Data entries
----------
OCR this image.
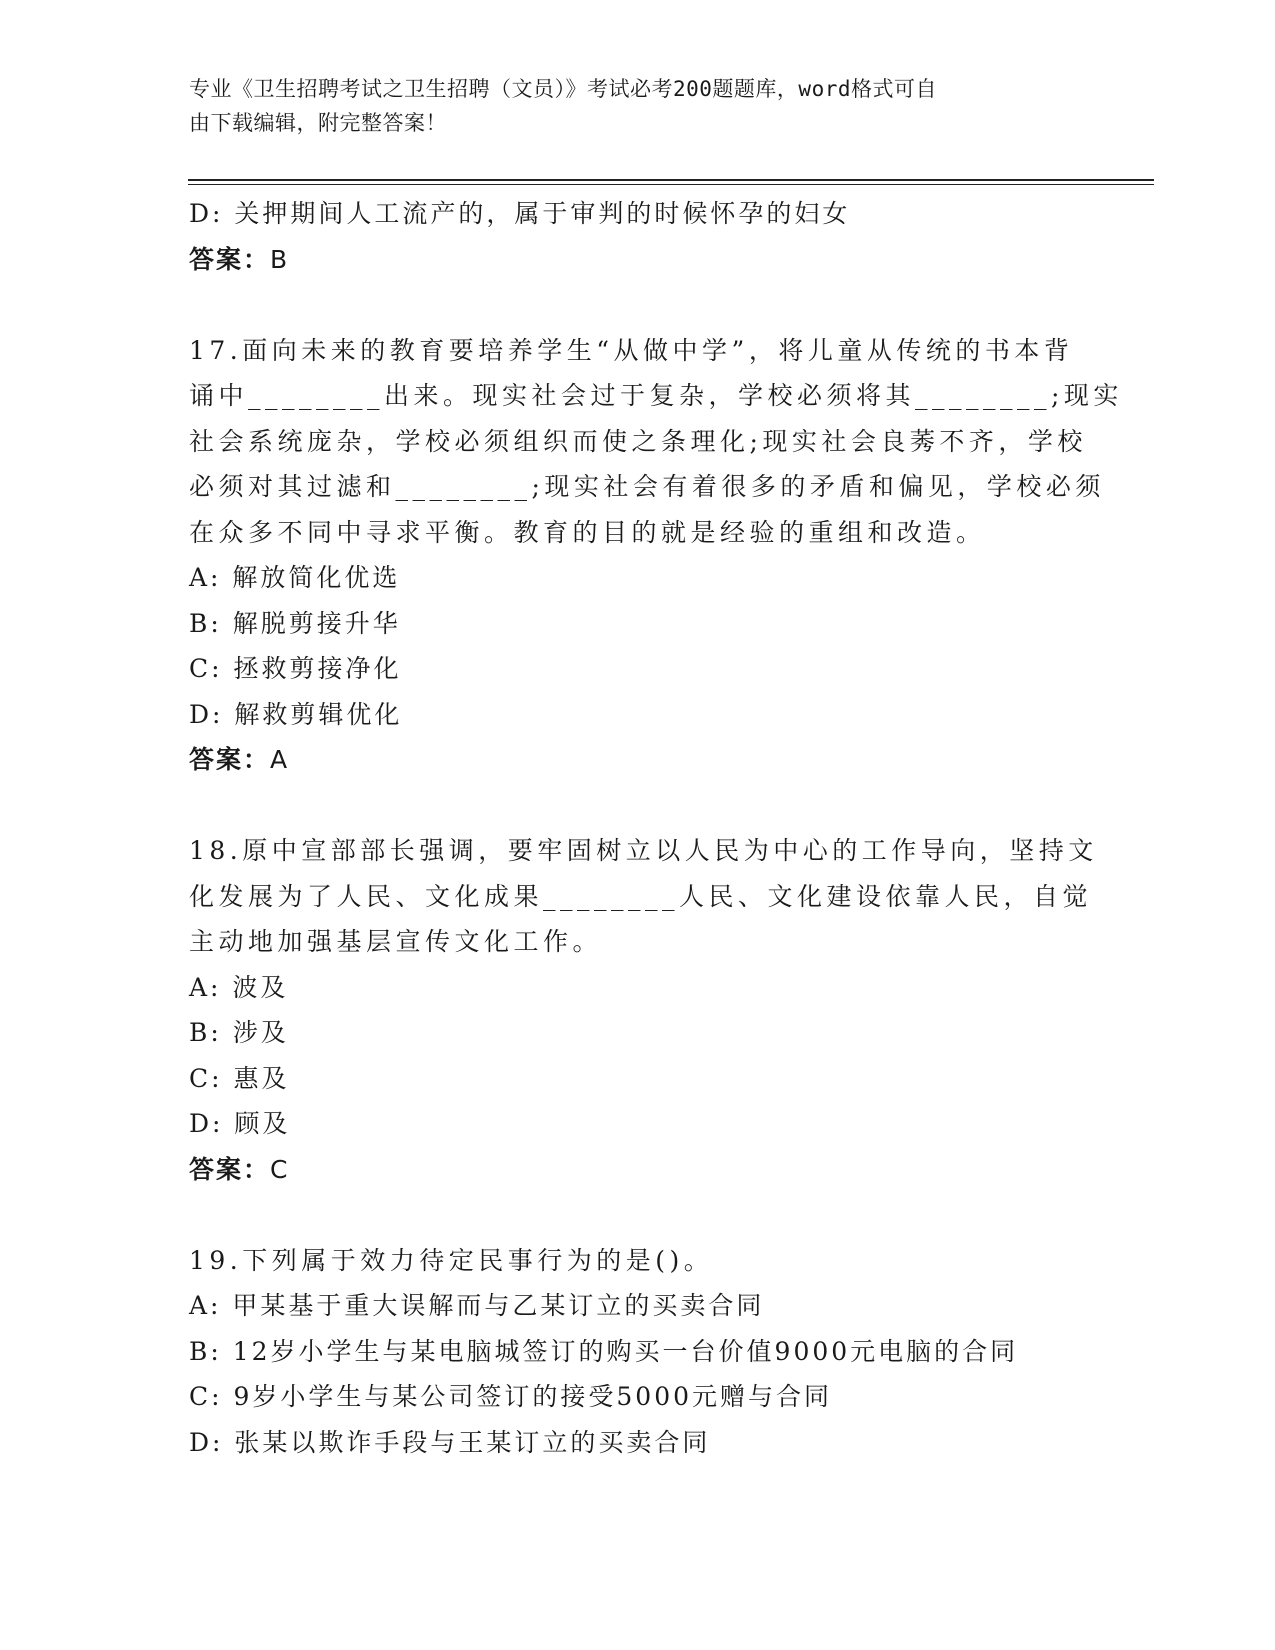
专业《卫生招聘考试之卫生招聘（文员）》考试必考200题题库，word格式可自
由下载编辑，附完整答案！
D: 关押期间人工流产的，属于审判的时候怀孕的妇女
答案：B
17.面向未来的教育要培养学生“从做中学”，将儿童从传统的书本背
诵中________出来。现实社会过于复杂，学校必须将其________;现实
社会系统庞杂，学校必须组织而使之条理化;现实社会良莠不齐，学校
必须对其过滤和________;现实社会有着很多的矛盾和偏见，学校必须
在众多不同中寻求平衡。教育的目的就是经验的重组和改造。
A: 解放简化优选
B: 解脱剪接升华
C: 拯救剪接净化
D: 解救剪辑优化
答案：A
18.原中宣部部长强调，要牢固树立以人民为中心的工作导向，坚持文
化发展为了人民、文化成果________人民、文化建设依靠人民，自觉
主动地加强基层宣传文化工作。
A: 波及
B: 涉及
C: 惠及
D: 顾及
答案：C
19.下列属于效力待定民事行为的是()。
A: 甲某基于重大误解而与乙某订立的买卖合同
B: 12岁小学生与某电脑城签订的购买一台价值9000元电脑的合同
C: 9岁小学生与某公司签订的接受5000元赠与合同
D: 张某以欺诈手段与王某订立的买卖合同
----------
* [Work required] All of the material above is to be copied exactly, except for its images.

* [Response to the exercise]
OCR this image.
专业《卫生招聘考试之卫生招聘（文员）》考试必考200题题库，word格式可自
由下载编辑，附完整答案！
D: 关押期间人工流产的，属于审判的时候怀孕的妇女
答案：B
17.面向未来的教育要培养学生“从做中学”，将儿童从传统的书本背
诵中________出来。现实社会过于复杂，学校必须将其________;现实
社会系统庞杂，学校必须组织而使之条理化;现实社会良莠不齐，学校
必须对其过滤和________;现实社会有着很多的矛盾和偏见，学校必须
在众多不同中寻求平衡。教育的目的就是经验的重组和改造。
A: 解放简化优选
B: 解脱剪接升华
C: 拯救剪接净化
D: 解救剪辑优化
答案：A
18.原中宣部部长强调，要牢固树立以人民为中心的工作导向，坚持文
化发展为了人民、文化成果________人民、文化建设依靠人民，自觉
主动地加强基层宣传文化工作。
A: 波及
B: 涉及
C: 惠及
D: 顾及
答案：C
19.下列属于效力待定民事行为的是()。
A: 甲某基于重大误解而与乙某订立的买卖合同
B: 12岁小学生与某电脑城签订的购买一台价值9000元电脑的合同
C: 9岁小学生与某公司签订的接受5000元赠与合同
D: 张某以欺诈手段与王某订立的买卖合同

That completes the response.